> [The request]: Search the data below for the word "Historical" and copy each line that holds it.

##### Data entries

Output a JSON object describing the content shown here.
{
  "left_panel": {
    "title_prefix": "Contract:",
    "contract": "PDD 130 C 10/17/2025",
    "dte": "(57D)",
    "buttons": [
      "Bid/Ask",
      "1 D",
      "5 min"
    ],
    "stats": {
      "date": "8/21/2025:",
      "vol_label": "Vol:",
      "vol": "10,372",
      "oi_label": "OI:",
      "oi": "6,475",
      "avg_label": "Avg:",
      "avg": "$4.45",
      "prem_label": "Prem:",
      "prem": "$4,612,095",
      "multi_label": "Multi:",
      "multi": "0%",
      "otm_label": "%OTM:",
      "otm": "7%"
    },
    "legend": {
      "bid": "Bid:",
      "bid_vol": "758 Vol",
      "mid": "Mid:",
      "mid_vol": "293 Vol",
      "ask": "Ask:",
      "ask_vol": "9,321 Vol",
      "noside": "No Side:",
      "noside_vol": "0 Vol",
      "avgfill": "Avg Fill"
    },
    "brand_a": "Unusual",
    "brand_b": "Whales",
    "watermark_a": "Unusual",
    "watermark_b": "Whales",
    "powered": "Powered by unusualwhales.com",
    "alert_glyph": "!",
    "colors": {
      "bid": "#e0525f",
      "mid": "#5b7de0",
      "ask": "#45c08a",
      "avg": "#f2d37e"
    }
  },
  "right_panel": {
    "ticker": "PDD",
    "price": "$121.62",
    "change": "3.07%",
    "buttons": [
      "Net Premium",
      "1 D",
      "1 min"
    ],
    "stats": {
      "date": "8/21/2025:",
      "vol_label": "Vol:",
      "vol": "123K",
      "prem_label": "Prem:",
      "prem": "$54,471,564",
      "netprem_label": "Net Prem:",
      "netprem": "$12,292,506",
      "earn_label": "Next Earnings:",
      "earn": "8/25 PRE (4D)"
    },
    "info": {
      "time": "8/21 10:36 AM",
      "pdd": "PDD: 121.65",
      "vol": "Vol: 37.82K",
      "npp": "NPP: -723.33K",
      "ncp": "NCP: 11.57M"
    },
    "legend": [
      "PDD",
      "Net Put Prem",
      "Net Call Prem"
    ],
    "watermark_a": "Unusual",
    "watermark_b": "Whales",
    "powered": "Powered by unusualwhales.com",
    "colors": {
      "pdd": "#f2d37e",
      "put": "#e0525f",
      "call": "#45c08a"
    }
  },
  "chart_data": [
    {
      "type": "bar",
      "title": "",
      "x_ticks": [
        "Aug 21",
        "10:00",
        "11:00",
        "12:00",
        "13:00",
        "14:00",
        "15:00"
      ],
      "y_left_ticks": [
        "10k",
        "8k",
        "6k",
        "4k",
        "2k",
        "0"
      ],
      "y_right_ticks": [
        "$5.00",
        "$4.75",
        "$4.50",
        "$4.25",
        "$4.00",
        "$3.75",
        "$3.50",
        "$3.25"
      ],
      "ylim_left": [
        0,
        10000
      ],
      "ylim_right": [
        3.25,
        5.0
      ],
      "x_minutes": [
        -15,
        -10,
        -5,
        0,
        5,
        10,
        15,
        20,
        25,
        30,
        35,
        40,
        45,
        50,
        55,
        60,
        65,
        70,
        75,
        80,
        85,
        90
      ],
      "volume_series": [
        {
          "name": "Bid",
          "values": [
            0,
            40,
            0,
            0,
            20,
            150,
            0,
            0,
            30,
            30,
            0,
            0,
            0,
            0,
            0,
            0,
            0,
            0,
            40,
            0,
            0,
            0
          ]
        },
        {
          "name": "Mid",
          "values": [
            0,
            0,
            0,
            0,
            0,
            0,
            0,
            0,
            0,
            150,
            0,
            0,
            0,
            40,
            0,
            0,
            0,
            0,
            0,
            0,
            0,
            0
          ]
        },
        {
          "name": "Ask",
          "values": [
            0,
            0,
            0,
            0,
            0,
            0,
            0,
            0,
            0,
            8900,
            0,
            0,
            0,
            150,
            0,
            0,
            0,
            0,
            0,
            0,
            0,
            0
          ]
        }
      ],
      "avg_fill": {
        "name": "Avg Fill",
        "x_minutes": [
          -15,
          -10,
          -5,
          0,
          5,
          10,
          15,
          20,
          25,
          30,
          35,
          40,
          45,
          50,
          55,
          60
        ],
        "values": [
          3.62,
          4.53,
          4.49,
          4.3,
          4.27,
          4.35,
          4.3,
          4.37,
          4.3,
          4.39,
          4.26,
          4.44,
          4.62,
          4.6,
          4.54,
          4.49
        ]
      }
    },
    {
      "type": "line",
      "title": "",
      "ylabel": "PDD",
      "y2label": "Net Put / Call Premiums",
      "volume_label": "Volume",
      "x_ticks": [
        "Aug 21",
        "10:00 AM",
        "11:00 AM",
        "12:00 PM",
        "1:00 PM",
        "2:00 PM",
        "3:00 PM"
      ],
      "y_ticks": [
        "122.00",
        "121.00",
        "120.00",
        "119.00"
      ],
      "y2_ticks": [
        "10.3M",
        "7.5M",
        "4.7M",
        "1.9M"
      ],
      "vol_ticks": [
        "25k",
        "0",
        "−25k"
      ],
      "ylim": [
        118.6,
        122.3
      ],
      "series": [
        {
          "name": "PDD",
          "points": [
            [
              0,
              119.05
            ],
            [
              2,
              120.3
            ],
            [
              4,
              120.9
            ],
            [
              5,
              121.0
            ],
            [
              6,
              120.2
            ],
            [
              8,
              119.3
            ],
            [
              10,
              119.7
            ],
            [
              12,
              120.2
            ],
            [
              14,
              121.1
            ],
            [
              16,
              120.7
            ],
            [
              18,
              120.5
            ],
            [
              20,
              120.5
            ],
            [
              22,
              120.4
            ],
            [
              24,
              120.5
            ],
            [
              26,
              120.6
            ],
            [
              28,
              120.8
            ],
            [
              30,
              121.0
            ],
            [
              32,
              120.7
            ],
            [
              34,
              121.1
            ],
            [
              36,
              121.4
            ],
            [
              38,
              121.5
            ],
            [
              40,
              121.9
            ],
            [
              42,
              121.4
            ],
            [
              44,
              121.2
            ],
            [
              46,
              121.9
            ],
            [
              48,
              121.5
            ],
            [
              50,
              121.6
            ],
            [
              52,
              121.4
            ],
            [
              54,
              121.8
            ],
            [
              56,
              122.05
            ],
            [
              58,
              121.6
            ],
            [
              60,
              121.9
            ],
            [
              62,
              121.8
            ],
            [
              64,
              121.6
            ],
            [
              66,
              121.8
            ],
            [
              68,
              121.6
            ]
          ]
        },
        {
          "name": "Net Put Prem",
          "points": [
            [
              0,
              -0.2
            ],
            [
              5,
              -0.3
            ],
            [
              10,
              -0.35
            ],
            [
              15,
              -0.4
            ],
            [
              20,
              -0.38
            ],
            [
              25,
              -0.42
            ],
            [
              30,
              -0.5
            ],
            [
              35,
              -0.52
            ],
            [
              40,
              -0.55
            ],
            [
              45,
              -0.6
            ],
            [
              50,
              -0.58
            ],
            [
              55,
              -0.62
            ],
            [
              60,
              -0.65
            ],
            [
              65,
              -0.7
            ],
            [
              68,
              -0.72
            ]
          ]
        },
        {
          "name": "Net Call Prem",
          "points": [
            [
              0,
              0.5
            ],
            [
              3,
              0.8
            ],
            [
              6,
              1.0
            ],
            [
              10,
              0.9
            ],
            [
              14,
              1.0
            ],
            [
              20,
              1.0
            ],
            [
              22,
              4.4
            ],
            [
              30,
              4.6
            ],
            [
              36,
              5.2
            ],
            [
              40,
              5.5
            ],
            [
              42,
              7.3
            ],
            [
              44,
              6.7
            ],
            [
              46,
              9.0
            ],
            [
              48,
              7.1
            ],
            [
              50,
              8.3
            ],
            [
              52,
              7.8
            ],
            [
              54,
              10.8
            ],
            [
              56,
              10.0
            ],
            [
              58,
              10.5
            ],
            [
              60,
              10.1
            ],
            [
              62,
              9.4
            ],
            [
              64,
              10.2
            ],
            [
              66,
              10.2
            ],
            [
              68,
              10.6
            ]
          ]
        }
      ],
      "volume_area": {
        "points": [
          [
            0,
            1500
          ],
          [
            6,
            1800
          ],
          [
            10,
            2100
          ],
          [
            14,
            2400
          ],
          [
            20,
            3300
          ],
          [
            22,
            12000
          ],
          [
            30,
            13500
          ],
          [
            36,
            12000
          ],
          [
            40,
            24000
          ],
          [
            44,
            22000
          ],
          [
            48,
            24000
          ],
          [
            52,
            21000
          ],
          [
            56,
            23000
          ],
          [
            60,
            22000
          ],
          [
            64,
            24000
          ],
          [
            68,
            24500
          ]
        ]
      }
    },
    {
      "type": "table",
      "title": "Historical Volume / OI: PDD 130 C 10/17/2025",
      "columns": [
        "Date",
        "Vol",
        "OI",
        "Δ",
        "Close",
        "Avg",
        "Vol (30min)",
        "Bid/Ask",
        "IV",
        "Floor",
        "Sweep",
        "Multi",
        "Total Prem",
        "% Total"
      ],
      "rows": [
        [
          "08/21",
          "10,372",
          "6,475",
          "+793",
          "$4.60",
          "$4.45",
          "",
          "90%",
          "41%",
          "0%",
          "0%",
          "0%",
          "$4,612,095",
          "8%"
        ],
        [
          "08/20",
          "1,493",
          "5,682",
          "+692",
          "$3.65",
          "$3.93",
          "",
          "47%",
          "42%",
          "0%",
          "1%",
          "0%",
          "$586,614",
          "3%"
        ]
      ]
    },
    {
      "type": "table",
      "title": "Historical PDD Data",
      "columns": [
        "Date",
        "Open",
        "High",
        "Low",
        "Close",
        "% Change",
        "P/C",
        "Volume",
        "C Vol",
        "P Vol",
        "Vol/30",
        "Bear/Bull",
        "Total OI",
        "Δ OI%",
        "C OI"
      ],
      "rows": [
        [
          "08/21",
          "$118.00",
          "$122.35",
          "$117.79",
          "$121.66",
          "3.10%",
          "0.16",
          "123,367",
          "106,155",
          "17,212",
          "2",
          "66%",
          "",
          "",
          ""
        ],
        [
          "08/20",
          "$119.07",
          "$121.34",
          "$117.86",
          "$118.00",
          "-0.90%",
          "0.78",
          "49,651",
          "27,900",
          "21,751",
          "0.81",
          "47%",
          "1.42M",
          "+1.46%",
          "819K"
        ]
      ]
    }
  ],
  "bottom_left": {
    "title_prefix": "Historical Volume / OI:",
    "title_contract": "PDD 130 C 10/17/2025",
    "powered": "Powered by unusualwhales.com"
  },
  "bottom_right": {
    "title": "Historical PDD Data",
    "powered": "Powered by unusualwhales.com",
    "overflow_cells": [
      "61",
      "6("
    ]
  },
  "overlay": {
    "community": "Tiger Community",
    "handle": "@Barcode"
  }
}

##########

> [Full response]:
      "title": "Historical Volume / OI: PDD 130 C 10/17/2025",
      "title": "Historical PDD Data",
    "title_prefix": "Historical Volume / OI:",
    "title": "Historical PDD Data",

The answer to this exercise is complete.